### WORK TO DO
Go through the listing and copy each line with the string "확보했다".

Saved entries:
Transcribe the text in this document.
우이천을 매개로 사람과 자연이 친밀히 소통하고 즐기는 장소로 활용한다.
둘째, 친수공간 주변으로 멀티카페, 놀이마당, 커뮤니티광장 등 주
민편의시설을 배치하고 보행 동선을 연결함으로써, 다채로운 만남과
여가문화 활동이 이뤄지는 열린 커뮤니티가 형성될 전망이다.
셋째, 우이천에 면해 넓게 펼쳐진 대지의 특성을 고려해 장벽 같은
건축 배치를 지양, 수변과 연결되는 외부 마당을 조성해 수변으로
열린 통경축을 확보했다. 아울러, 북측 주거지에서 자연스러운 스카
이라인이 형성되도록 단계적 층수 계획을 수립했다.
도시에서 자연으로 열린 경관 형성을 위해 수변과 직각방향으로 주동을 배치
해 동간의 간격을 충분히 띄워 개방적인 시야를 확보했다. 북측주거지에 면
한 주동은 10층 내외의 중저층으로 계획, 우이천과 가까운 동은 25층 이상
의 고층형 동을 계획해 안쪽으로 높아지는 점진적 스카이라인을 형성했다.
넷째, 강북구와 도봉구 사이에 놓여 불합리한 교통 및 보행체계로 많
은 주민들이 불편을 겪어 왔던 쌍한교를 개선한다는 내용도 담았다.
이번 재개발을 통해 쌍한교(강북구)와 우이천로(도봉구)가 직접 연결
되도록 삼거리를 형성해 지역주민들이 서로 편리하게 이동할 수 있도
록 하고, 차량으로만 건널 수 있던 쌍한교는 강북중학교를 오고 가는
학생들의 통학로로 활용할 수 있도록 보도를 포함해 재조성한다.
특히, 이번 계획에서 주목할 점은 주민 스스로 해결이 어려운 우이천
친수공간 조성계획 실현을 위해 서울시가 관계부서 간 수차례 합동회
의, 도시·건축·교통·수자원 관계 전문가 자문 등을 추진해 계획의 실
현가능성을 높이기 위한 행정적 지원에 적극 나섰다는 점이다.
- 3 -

### SOLUTION TO THIS TASK
열린 통경축을 확보했다. 아울러, 북측 주거지에서 자연스러운 스카
해 동간의 간격을 충분히 띄워 개방적인 시야를 확보했다. 북측주거지에 면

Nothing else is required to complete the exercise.